Exercise requirements >> Reproduce each line bearing the word "cylinder".

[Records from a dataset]
--- Start ---
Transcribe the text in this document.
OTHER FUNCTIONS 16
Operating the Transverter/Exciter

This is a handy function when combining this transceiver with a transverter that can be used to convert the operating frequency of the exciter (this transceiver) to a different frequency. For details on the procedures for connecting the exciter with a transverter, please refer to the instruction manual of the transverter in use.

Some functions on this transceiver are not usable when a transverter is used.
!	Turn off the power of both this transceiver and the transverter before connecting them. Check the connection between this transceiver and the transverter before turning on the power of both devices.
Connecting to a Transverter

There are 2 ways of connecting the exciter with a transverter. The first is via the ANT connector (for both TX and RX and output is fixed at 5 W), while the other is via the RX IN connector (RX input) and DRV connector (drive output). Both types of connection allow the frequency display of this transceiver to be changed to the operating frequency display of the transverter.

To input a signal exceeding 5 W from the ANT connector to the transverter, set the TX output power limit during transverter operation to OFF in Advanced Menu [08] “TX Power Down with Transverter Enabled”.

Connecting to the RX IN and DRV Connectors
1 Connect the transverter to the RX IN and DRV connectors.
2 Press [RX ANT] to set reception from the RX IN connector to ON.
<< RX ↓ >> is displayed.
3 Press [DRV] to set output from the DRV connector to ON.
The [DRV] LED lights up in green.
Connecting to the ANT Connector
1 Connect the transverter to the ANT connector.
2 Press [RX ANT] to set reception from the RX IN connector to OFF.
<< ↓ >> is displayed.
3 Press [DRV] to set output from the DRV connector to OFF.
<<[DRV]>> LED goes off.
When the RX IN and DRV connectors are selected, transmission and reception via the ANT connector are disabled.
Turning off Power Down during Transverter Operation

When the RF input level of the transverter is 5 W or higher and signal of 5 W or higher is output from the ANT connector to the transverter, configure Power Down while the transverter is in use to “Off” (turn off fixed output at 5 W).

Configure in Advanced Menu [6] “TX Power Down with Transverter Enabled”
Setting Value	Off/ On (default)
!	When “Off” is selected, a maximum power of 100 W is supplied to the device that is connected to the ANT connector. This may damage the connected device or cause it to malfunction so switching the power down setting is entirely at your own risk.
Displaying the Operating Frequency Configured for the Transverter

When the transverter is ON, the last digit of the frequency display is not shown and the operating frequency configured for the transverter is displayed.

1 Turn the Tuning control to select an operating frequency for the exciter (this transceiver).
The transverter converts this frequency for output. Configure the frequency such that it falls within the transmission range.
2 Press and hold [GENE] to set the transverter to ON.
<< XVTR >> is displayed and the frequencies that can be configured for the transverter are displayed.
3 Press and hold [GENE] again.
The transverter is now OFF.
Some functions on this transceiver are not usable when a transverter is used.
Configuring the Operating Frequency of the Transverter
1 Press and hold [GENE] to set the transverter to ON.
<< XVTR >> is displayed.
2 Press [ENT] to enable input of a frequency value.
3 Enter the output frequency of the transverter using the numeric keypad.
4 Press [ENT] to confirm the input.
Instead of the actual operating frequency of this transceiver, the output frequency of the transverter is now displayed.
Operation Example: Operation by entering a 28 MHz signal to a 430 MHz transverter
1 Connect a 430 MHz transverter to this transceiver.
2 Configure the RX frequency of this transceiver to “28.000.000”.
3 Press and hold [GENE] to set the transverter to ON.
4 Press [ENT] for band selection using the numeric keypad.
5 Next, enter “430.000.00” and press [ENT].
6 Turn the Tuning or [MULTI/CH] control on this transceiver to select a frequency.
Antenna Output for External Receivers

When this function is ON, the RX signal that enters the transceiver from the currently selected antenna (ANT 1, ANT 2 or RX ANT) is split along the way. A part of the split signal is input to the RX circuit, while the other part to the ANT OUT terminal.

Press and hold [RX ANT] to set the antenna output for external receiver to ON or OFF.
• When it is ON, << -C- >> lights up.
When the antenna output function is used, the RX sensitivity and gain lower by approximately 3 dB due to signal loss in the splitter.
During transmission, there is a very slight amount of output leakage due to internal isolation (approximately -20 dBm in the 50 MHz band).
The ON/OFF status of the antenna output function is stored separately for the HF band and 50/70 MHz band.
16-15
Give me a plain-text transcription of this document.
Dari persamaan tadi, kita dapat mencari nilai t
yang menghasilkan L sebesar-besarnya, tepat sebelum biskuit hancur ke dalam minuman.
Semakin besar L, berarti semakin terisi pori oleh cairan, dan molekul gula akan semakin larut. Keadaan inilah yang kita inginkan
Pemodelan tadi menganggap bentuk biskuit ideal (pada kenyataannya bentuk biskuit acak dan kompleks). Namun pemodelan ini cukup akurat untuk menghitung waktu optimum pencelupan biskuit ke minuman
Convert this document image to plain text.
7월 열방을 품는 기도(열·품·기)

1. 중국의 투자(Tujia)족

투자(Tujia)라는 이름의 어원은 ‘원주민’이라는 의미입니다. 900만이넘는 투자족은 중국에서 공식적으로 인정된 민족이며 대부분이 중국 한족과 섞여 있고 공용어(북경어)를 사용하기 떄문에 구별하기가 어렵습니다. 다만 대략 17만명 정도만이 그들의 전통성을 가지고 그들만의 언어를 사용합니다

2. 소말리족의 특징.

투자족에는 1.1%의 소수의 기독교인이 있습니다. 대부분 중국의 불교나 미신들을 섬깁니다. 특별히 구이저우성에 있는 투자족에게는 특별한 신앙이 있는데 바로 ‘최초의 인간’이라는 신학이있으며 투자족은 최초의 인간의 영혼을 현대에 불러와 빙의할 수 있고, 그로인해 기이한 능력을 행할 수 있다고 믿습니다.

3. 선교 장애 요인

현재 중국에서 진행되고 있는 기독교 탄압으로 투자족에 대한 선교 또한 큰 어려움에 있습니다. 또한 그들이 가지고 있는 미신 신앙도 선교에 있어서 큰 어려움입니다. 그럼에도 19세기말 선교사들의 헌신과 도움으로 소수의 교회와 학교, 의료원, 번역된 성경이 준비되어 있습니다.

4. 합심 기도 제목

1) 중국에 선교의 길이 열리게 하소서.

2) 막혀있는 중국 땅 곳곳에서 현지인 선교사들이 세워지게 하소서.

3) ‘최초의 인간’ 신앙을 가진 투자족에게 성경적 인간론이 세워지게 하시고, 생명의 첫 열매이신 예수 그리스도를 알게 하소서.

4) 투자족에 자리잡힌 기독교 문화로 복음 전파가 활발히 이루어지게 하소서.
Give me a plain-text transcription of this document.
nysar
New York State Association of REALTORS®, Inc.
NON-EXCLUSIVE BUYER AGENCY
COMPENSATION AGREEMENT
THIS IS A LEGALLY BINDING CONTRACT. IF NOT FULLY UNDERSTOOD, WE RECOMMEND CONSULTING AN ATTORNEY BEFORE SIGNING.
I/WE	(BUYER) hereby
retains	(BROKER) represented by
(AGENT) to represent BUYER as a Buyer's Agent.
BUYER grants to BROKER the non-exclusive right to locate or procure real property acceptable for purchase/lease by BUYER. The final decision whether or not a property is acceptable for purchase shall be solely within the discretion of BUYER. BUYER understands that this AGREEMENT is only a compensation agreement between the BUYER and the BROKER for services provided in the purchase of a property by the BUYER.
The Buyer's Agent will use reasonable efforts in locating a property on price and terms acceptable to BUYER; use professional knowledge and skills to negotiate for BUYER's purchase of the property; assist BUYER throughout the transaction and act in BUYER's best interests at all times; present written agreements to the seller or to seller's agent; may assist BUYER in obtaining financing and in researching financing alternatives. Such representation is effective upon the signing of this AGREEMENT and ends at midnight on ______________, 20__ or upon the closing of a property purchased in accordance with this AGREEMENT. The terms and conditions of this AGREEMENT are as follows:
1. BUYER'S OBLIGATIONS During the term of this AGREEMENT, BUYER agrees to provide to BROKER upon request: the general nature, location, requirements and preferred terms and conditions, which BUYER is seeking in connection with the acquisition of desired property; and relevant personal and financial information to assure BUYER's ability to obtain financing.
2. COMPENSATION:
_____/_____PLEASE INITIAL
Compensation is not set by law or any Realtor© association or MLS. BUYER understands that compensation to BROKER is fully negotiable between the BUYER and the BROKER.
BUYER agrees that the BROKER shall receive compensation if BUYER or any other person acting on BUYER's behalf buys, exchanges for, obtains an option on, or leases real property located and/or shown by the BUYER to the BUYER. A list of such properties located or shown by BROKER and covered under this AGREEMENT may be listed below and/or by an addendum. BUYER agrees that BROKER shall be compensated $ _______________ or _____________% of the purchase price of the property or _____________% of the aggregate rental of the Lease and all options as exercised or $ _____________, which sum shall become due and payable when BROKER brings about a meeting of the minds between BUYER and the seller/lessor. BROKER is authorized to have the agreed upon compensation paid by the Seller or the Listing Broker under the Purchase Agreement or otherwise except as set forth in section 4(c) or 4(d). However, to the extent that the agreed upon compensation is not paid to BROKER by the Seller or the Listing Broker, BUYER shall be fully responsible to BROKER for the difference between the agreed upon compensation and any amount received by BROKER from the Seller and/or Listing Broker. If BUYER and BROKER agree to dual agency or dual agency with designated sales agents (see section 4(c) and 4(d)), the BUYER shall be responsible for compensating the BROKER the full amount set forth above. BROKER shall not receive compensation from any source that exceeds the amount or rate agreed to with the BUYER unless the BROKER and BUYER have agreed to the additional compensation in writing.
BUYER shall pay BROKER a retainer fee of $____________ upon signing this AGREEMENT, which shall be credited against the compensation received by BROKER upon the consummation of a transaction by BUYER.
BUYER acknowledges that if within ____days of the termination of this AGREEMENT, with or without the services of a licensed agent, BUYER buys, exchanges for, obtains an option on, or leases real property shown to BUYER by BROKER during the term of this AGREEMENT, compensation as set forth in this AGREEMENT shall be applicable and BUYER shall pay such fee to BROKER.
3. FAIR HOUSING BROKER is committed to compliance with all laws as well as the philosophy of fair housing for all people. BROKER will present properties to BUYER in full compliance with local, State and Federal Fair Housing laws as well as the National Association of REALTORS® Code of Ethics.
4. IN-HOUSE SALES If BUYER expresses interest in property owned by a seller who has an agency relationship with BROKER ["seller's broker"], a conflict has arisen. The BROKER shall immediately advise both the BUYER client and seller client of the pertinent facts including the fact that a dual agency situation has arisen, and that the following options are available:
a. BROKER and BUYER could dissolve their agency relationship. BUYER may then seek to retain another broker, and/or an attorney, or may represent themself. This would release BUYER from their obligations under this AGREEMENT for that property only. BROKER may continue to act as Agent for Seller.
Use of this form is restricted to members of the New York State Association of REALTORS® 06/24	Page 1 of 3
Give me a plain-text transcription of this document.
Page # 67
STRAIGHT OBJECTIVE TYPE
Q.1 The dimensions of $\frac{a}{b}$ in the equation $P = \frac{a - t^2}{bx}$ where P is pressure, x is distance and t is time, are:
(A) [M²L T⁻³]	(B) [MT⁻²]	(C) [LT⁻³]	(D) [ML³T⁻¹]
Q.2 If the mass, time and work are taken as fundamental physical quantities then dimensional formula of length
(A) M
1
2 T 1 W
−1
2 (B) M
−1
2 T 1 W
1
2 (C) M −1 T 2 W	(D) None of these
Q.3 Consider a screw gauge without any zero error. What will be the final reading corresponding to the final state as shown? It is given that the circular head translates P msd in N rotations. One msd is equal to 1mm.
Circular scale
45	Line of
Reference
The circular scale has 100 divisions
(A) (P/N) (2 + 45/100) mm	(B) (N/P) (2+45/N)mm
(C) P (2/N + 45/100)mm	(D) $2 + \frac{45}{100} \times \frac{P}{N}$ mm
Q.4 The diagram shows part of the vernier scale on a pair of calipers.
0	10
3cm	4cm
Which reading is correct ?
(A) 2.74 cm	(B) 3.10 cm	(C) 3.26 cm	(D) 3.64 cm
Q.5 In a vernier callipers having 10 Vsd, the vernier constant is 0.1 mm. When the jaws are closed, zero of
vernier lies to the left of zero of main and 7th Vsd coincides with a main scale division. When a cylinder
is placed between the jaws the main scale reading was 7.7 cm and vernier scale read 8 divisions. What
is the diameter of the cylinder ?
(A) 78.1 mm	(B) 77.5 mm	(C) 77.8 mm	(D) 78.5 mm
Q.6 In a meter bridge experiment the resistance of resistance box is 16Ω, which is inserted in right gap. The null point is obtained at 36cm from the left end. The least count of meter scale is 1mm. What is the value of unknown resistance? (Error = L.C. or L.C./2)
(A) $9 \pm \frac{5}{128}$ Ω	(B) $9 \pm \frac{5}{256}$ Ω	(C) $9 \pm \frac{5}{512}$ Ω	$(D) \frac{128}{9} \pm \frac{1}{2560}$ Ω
--- End ---
Exercise output >>
vernier lies to the left of zero of main and 7th Vsd coincides with a main scale division. When a cylinder
is the diameter of the cylinder ?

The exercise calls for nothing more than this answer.